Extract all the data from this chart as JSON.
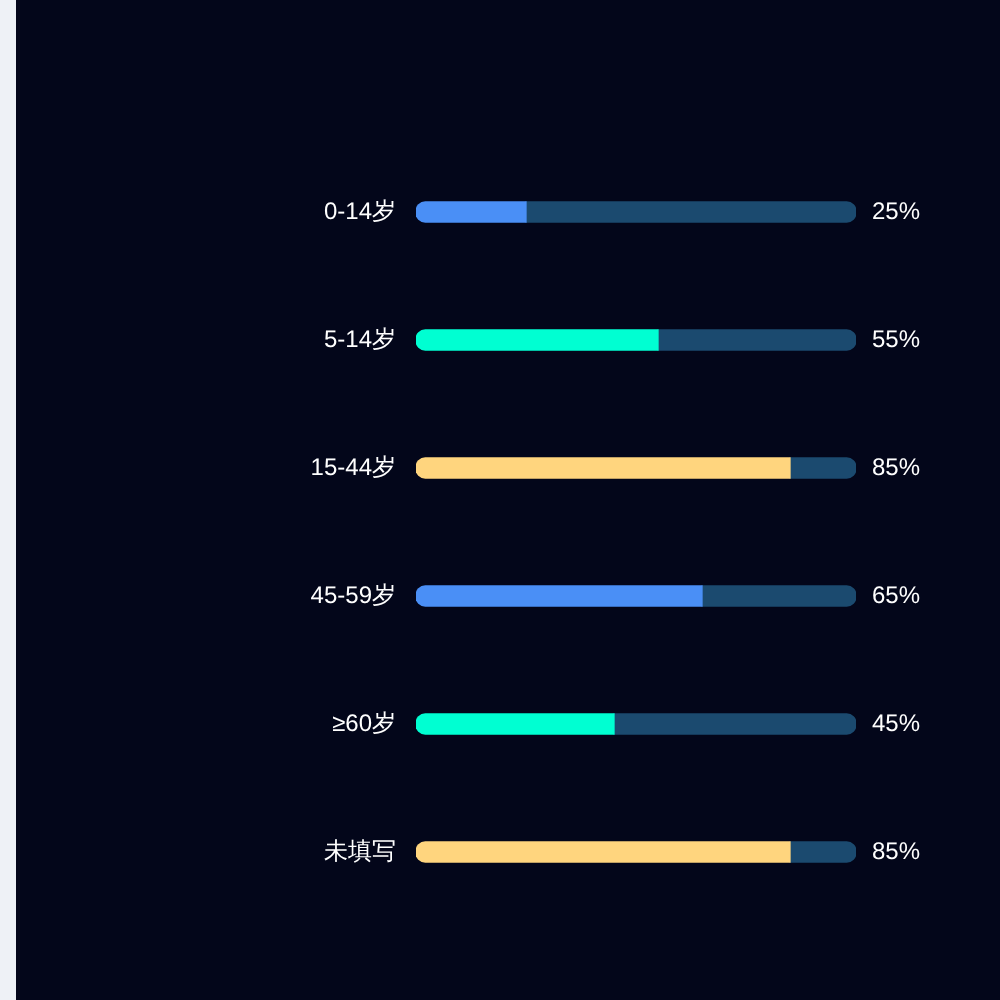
{
  "chart_data": {
    "type": "bar",
    "orientation": "horizontal",
    "stacked": true,
    "categories": [
      "0-14岁",
      "5-14岁",
      "15-44岁",
      "45-59岁",
      "≥60岁",
      "未填写"
    ],
    "series": [
      {
        "colors": [
          "#4a8ff6",
          "#00ffd2",
          "#ffd57e",
          "#4a8ff6",
          "#00ffd2",
          "#ffd57e"
        ],
        "values": [
          25,
          55,
          85,
          65,
          45,
          85
        ],
        "value_labels": [
          "25%",
          "55%",
          "85%",
          "65%",
          "45%",
          "85%"
        ]
      },
      {
        "color": "#1b4a6f",
        "values": [
          75,
          45,
          15,
          35,
          55,
          15
        ]
      }
    ],
    "xlim": [
      0,
      100
    ],
    "tick_labels": "y",
    "legend": false
  }
}
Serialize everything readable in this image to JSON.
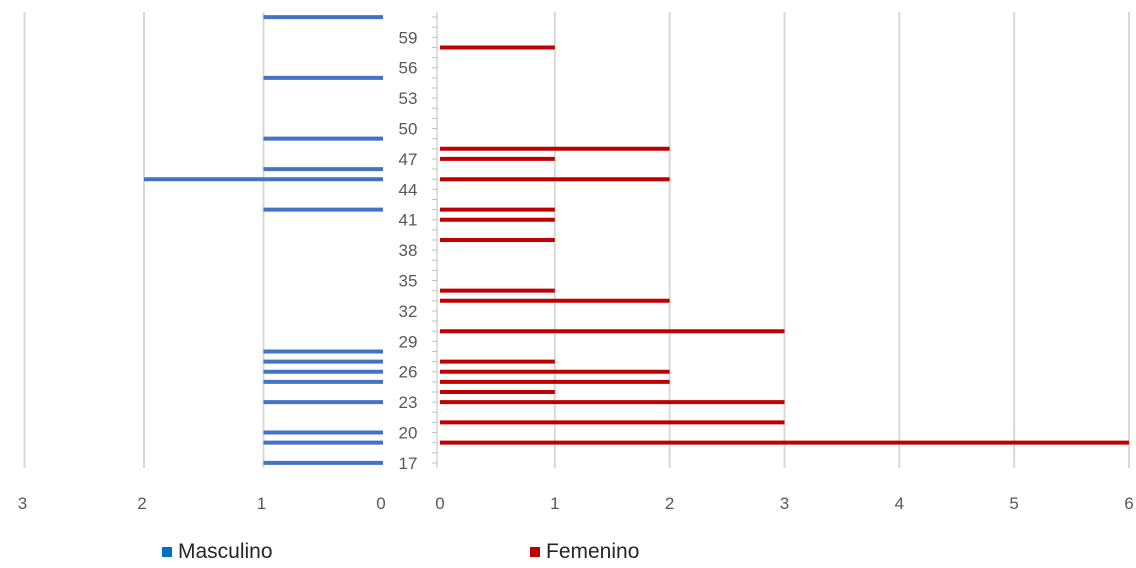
{
  "chart_data": {
    "type": "bar",
    "orientation": "horizontal",
    "layout": "population-pyramid",
    "grid": true,
    "legend_position": "bottom",
    "y_ticks": [
      "17",
      "20",
      "23",
      "26",
      "29",
      "32",
      "35",
      "38",
      "41",
      "44",
      "47",
      "50",
      "53",
      "56",
      "59"
    ],
    "left_axis": {
      "ticks": [
        "3",
        "2",
        "1",
        "0"
      ],
      "xlim": [
        0,
        3
      ],
      "reversed": true
    },
    "right_axis": {
      "ticks": [
        "0",
        "1",
        "2",
        "3",
        "4",
        "5",
        "6"
      ],
      "xlim": [
        0,
        6
      ]
    },
    "ylim": [
      16.5,
      61.5
    ],
    "series": [
      {
        "name": "Masculino",
        "color": "#4472C4",
        "legend_color": "#0070C0",
        "side": "left",
        "points": [
          {
            "age": 17,
            "value": 1
          },
          {
            "age": 19,
            "value": 1
          },
          {
            "age": 20,
            "value": 1
          },
          {
            "age": 23,
            "value": 1
          },
          {
            "age": 25,
            "value": 1
          },
          {
            "age": 26,
            "value": 1
          },
          {
            "age": 27,
            "value": 1
          },
          {
            "age": 28,
            "value": 1
          },
          {
            "age": 42,
            "value": 1
          },
          {
            "age": 45,
            "value": 2
          },
          {
            "age": 46,
            "value": 1
          },
          {
            "age": 49,
            "value": 1
          },
          {
            "age": 55,
            "value": 1
          },
          {
            "age": 61,
            "value": 1
          }
        ]
      },
      {
        "name": "Femenino",
        "color": "#C00000",
        "legend_color": "#C00000",
        "side": "right",
        "points": [
          {
            "age": 19,
            "value": 6
          },
          {
            "age": 21,
            "value": 3
          },
          {
            "age": 23,
            "value": 3
          },
          {
            "age": 24,
            "value": 1
          },
          {
            "age": 25,
            "value": 2
          },
          {
            "age": 26,
            "value": 2
          },
          {
            "age": 27,
            "value": 1
          },
          {
            "age": 30,
            "value": 3
          },
          {
            "age": 33,
            "value": 2
          },
          {
            "age": 34,
            "value": 1
          },
          {
            "age": 39,
            "value": 1
          },
          {
            "age": 41,
            "value": 1
          },
          {
            "age": 42,
            "value": 1
          },
          {
            "age": 45,
            "value": 2
          },
          {
            "age": 47,
            "value": 1
          },
          {
            "age": 48,
            "value": 2
          },
          {
            "age": 58,
            "value": 1
          }
        ]
      }
    ]
  }
}
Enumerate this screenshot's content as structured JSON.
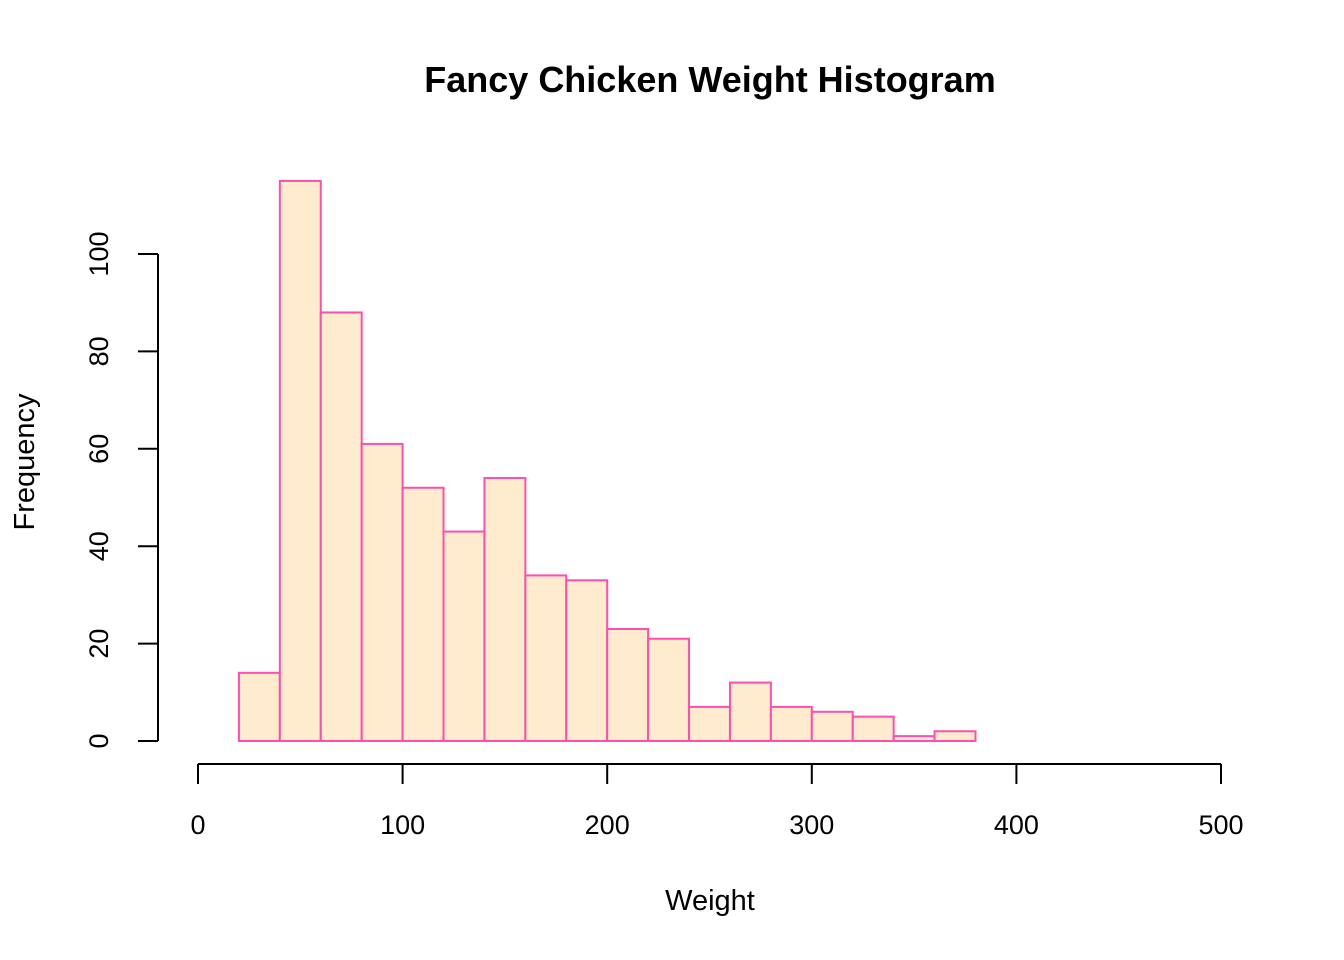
{
  "chart_data": {
    "type": "bar",
    "title": "Fancy Chicken Weight Histogram",
    "xlabel": "Weight",
    "ylabel": "Frequency",
    "xlim": [
      0,
      500
    ],
    "ylim": [
      0,
      115
    ],
    "x_ticks": [
      "0",
      "100",
      "200",
      "300",
      "400",
      "500"
    ],
    "y_ticks": [
      "0",
      "20",
      "40",
      "60",
      "80",
      "100"
    ],
    "bin_width": 20,
    "bins": [
      {
        "start": 20,
        "end": 40,
        "count": 14
      },
      {
        "start": 40,
        "end": 60,
        "count": 115
      },
      {
        "start": 60,
        "end": 80,
        "count": 88
      },
      {
        "start": 80,
        "end": 100,
        "count": 61
      },
      {
        "start": 100,
        "end": 120,
        "count": 52
      },
      {
        "start": 120,
        "end": 140,
        "count": 43
      },
      {
        "start": 140,
        "end": 160,
        "count": 54
      },
      {
        "start": 160,
        "end": 180,
        "count": 34
      },
      {
        "start": 180,
        "end": 200,
        "count": 33
      },
      {
        "start": 200,
        "end": 220,
        "count": 23
      },
      {
        "start": 220,
        "end": 240,
        "count": 21
      },
      {
        "start": 240,
        "end": 260,
        "count": 7
      },
      {
        "start": 260,
        "end": 280,
        "count": 12
      },
      {
        "start": 280,
        "end": 300,
        "count": 7
      },
      {
        "start": 300,
        "end": 320,
        "count": 6
      },
      {
        "start": 320,
        "end": 340,
        "count": 5
      },
      {
        "start": 340,
        "end": 360,
        "count": 1
      },
      {
        "start": 360,
        "end": 380,
        "count": 2
      }
    ],
    "fill_color": "#FFEBCD",
    "border_color": "#FF4FAE",
    "grid": false
  }
}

----

Give back, word for word, every line from the one holding "Enumerate this screenshot's" through the last line of the listing. Pictures are excluded.

Enumerate this screenshot's content as structured JSON.
{
  "chart_data": {
    "type": "bar",
    "title": "Fancy Chicken Weight Histogram",
    "xlabel": "Weight",
    "ylabel": "Frequency",
    "xlim": [
      0,
      500
    ],
    "ylim": [
      0,
      115
    ],
    "x_ticks": [
      "0",
      "100",
      "200",
      "300",
      "400",
      "500"
    ],
    "y_ticks": [
      "0",
      "20",
      "40",
      "60",
      "80",
      "100"
    ],
    "bin_width": 20,
    "bins": [
      {
        "start": 20,
        "end": 40,
        "count": 14
      },
      {
        "start": 40,
        "end": 60,
        "count": 115
      },
      {
        "start": 60,
        "end": 80,
        "count": 88
      },
      {
        "start": 80,
        "end": 100,
        "count": 61
      },
      {
        "start": 100,
        "end": 120,
        "count": 52
      },
      {
        "start": 120,
        "end": 140,
        "count": 43
      },
      {
        "start": 140,
        "end": 160,
        "count": 54
      },
      {
        "start": 160,
        "end": 180,
        "count": 34
      },
      {
        "start": 180,
        "end": 200,
        "count": 33
      },
      {
        "start": 200,
        "end": 220,
        "count": 23
      },
      {
        "start": 220,
        "end": 240,
        "count": 21
      },
      {
        "start": 240,
        "end": 260,
        "count": 7
      },
      {
        "start": 260,
        "end": 280,
        "count": 12
      },
      {
        "start": 280,
        "end": 300,
        "count": 7
      },
      {
        "start": 300,
        "end": 320,
        "count": 6
      },
      {
        "start": 320,
        "end": 340,
        "count": 5
      },
      {
        "start": 340,
        "end": 360,
        "count": 1
      },
      {
        "start": 360,
        "end": 380,
        "count": 2
      }
    ],
    "fill_color": "#FFEBCD",
    "border_color": "#FF4FAE",
    "grid": false
  }
}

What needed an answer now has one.